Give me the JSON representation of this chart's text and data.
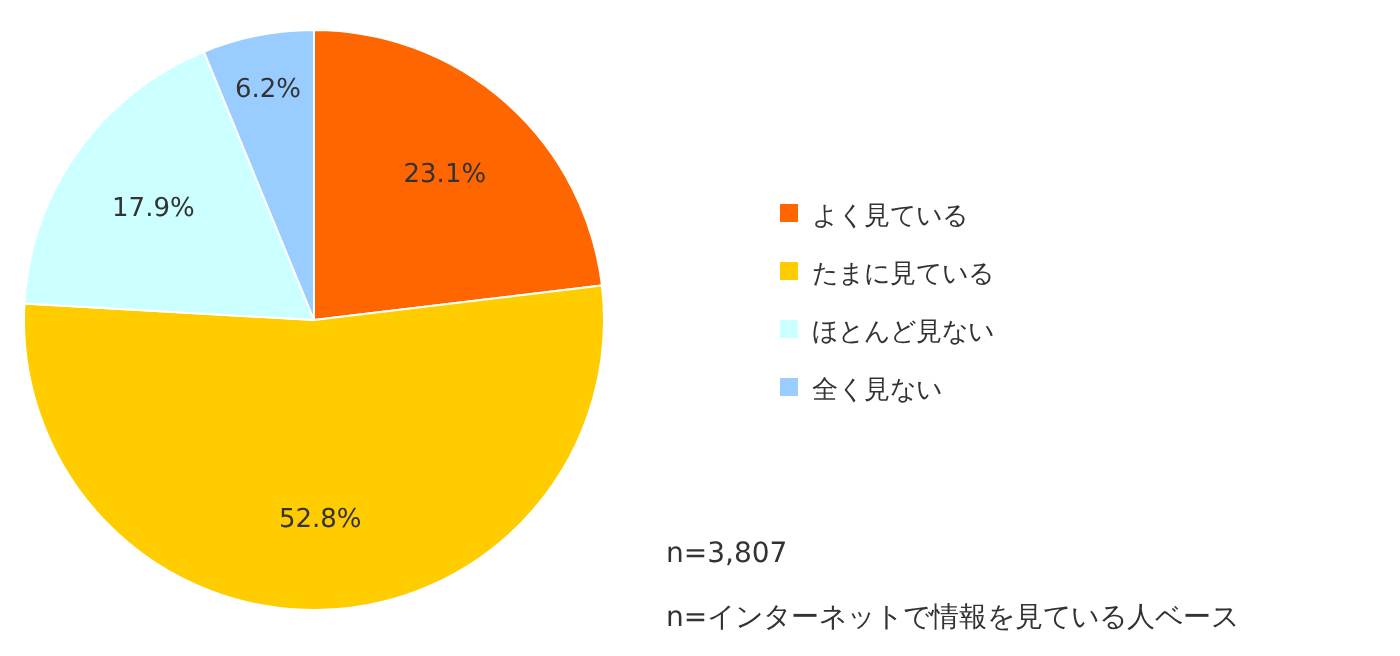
{
  "chart_data": {
    "type": "pie",
    "categories": [
      "よく見ている",
      "たまに見ている",
      "ほとんど見ない",
      "全く見ない"
    ],
    "values": [
      23.1,
      52.8,
      17.9,
      6.2
    ],
    "colors": [
      "#ff6600",
      "#ffcc00",
      "#ccffff",
      "#99ccff"
    ],
    "value_labels": [
      "23.1%",
      "52.8%",
      "17.9%",
      "6.2%"
    ],
    "legend": "right",
    "annotations": [
      "n=3,807",
      "n=インターネットで情報を見ている人ベース"
    ]
  }
}
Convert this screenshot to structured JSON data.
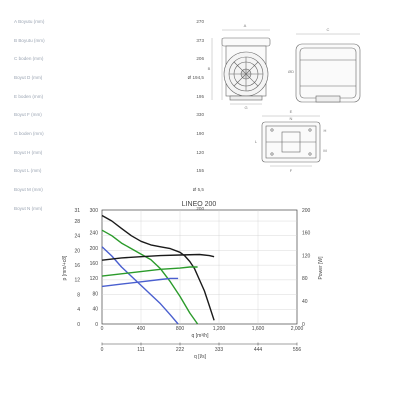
{
  "spec": {
    "rows": [
      {
        "label": "A Boyutu (mm)",
        "value": "270"
      },
      {
        "label": "B Boyutu (mm)",
        "value": "373"
      },
      {
        "label": "C boden (mm)",
        "value": "206"
      },
      {
        "label": "Boyut D (mm)",
        "value": "Ø 194,5"
      },
      {
        "label": "E boden (mm)",
        "value": "195"
      },
      {
        "label": "Boyut F (mm)",
        "value": "330"
      },
      {
        "label": "G boden (mm)",
        "value": "190"
      },
      {
        "label": "Boyut H (mm)",
        "value": "120"
      },
      {
        "label": "Boyut L (mm)",
        "value": "155"
      },
      {
        "label": "Boyut M (mm)",
        "value": "Ø 5,5"
      },
      {
        "label": "Boyut N (mm)",
        "value": "200"
      }
    ]
  },
  "drawings": {
    "front_labels": [
      "A",
      "B",
      "G"
    ],
    "side_labels": [
      "C",
      "ØD"
    ],
    "bottom_labels": [
      "E",
      "N",
      "F",
      "L",
      "H",
      "M"
    ]
  },
  "chart_data": {
    "type": "line",
    "title": "LINEO 200",
    "xlabel": "q [m³/h]",
    "ylabel": "p [mm/+c8]",
    "y2label": "Power [W]",
    "x2label": "q [l/s]",
    "xlim": [
      0,
      2000
    ],
    "ylim": [
      0,
      31
    ],
    "y2lim": [
      0,
      200
    ],
    "x_ticks": [
      "0",
      "400",
      "800",
      "1,200",
      "1,600",
      "2,000"
    ],
    "y_ticks": [
      "0",
      "4",
      "8",
      "12",
      "16",
      "20",
      "24",
      "28",
      "31"
    ],
    "y_ticks_pa": [
      "0",
      "40",
      "80",
      "120",
      "160",
      "200",
      "240",
      "300"
    ],
    "y2_ticks": [
      "0",
      "40",
      "80",
      "120",
      "160",
      "200"
    ],
    "x2_ticks": [
      "0",
      "111",
      "222",
      "333",
      "444",
      "556"
    ],
    "grid": true,
    "series": [
      {
        "color": "#1a1a1a",
        "kind": "pressure",
        "x": [
          0,
          100,
          200,
          300,
          400,
          500,
          600,
          700,
          800,
          850,
          900,
          950,
          1000,
          1050,
          1100,
          1150
        ],
        "y": [
          29.5,
          28,
          26,
          24,
          22.5,
          21.5,
          21,
          20.5,
          19.5,
          18.5,
          17,
          15,
          12,
          9,
          5,
          1
        ]
      },
      {
        "color": "#2b9b2b",
        "kind": "pressure",
        "x": [
          0,
          100,
          200,
          300,
          400,
          500,
          600,
          700,
          800,
          900,
          980
        ],
        "y": [
          25.5,
          24,
          22,
          20.5,
          19,
          17.5,
          15,
          11.5,
          7.5,
          3,
          0
        ]
      },
      {
        "color": "#4a5fcf",
        "kind": "pressure",
        "x": [
          0,
          100,
          200,
          300,
          400,
          500,
          600,
          700,
          780
        ],
        "y": [
          21,
          18.5,
          15.5,
          13,
          10.5,
          8,
          5.5,
          2.5,
          0
        ]
      },
      {
        "color": "#1a1a1a",
        "kind": "power",
        "x": [
          0,
          200,
          400,
          600,
          800,
          1000,
          1100,
          1150
        ],
        "y": [
          112,
          116,
          118,
          120,
          121,
          122,
          120,
          118
        ]
      },
      {
        "color": "#2b9b2b",
        "kind": "power",
        "x": [
          0,
          200,
          400,
          600,
          800,
          900,
          980
        ],
        "y": [
          84,
          88,
          92,
          96,
          98,
          100,
          100
        ]
      },
      {
        "color": "#4a5fcf",
        "kind": "power",
        "x": [
          0,
          200,
          400,
          600,
          700,
          780
        ],
        "y": [
          66,
          70,
          74,
          78,
          80,
          80
        ]
      }
    ]
  }
}
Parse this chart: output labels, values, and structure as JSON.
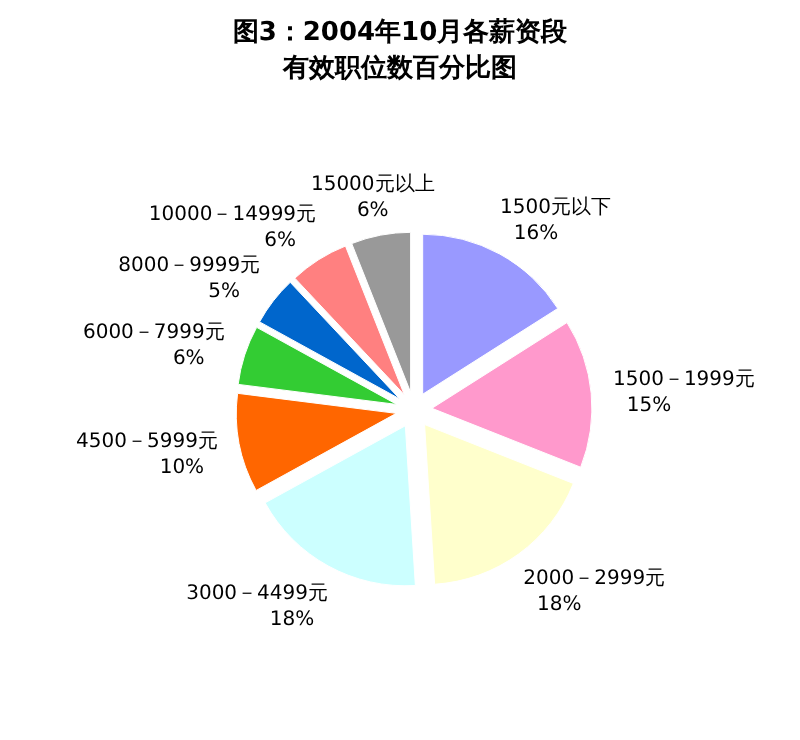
{
  "chart_data": {
    "type": "pie",
    "title": "图3：2004年10月各薪资段",
    "subtitle": "有效职位数百分比图",
    "categories": [
      "1500元以下",
      "1500－1999元",
      "2000－2999元",
      "3000－4499元",
      "4500－5999元",
      "6000－7999元",
      "8000－9999元",
      "10000－14999元",
      "15000元以上"
    ],
    "values": [
      16,
      15,
      18,
      18,
      10,
      6,
      5,
      6,
      6
    ],
    "value_labels": [
      "16%",
      "15%",
      "18%",
      "18%",
      "10%",
      "6%",
      "5%",
      "6%",
      "6%"
    ],
    "colors": [
      "#9999ff",
      "#ff99cc",
      "#ffffcc",
      "#ccffff",
      "#ff6600",
      "#33cc33",
      "#0066cc",
      "#ff8080",
      "#999999"
    ]
  }
}
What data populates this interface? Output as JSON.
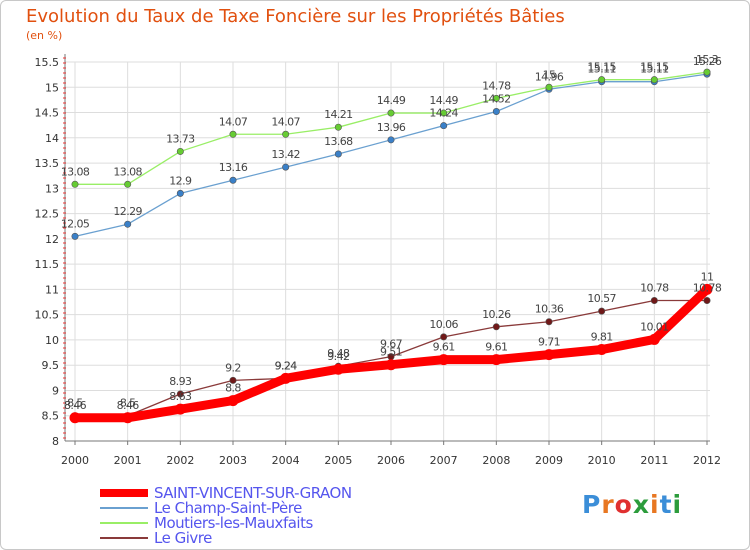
{
  "title": "Evolution du Taux de Taxe Foncière sur les Propriétés Bâties",
  "unit_label": "(en %)",
  "logo": {
    "text": "Proxiti",
    "colors": [
      "#3b8ed8",
      "#e87722",
      "#e03030",
      "#2c9c3c",
      "#e87722",
      "#3b8ed8",
      "#2c9c3c"
    ]
  },
  "chart_data": {
    "type": "line",
    "x": [
      "2000",
      "2001",
      "2002",
      "2003",
      "2004",
      "2005",
      "2006",
      "2007",
      "2008",
      "2009",
      "2010",
      "2011",
      "2012"
    ],
    "ylim": [
      8,
      15.5
    ],
    "yticks": [
      "8",
      "8.5",
      "9",
      "9.5",
      "10",
      "10.5",
      "11",
      "11.5",
      "12",
      "12.5",
      "13",
      "13.5",
      "14",
      "14.5",
      "15",
      "15.5"
    ],
    "grid": true,
    "legend_position": "bottom-left",
    "series": [
      {
        "name": "SAINT-VINCENT-SUR-GRAON",
        "color": "#ff0000",
        "marker": "#ff0000",
        "values": [
          8.46,
          8.46,
          8.63,
          8.8,
          9.24,
          9.42,
          9.51,
          9.61,
          9.61,
          9.71,
          9.81,
          10.01,
          11
        ],
        "labels": [
          "8.46",
          "8.46",
          "8.63",
          "8.8",
          "9.24",
          "9.42",
          "9.51",
          "9.61",
          "9.61",
          "9.71",
          "9.81",
          "10.01",
          "11"
        ]
      },
      {
        "name": "Le Champ-Saint-Père",
        "color": "#6aa0d0",
        "marker": "#3a80c8",
        "values": [
          12.05,
          12.29,
          12.9,
          13.16,
          13.42,
          13.68,
          13.96,
          14.24,
          14.52,
          14.96,
          15.11,
          15.11,
          15.26
        ],
        "labels": [
          "12.05",
          "12.29",
          "12.9",
          "13.16",
          "13.42",
          "13.68",
          "13.96",
          "14.24",
          "14.52",
          "14.96",
          "15.11",
          "15.11",
          "15.26"
        ]
      },
      {
        "name": "Moutiers-les-Mauxfaits",
        "color": "#99ee66",
        "marker": "#66cc33",
        "values": [
          13.08,
          13.08,
          13.73,
          14.07,
          14.07,
          14.21,
          14.49,
          14.49,
          14.78,
          15,
          15.15,
          15.15,
          15.3
        ],
        "labels": [
          "13.08",
          "13.08",
          "13.73",
          "14.07",
          "14.07",
          "14.21",
          "14.49",
          "14.49",
          "14.78",
          "15",
          "15.15",
          "15.15",
          "15.3"
        ]
      },
      {
        "name": "Le Givre",
        "color": "#8a3a3a",
        "marker": "#701818",
        "values": [
          8.5,
          8.5,
          8.93,
          9.2,
          9.24,
          9.48,
          9.67,
          10.06,
          10.26,
          10.36,
          10.57,
          10.78,
          10.78
        ],
        "labels": [
          "8.5",
          "8.5",
          "8.93",
          "9.2",
          "9.24",
          "9.48",
          "9.67",
          "10.06",
          "10.26",
          "10.36",
          "10.57",
          "10.78",
          "10.78"
        ]
      }
    ]
  }
}
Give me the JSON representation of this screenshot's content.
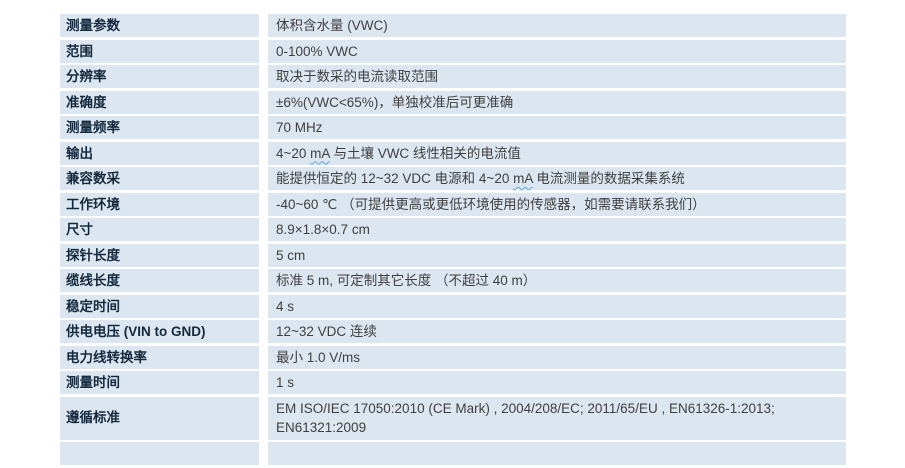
★ ★ ★ ★ ★
Description of the task
Show all lines above holding "this".

Worked answer
Give me the JSON representation of this chart's text and data.
Convert this screenshot to structured JSON data.
Parse this chart: output labels, values, and structure as JSON.
What data populates this interface? Output as JSON.
Give me the JSON representation of this screenshot's content.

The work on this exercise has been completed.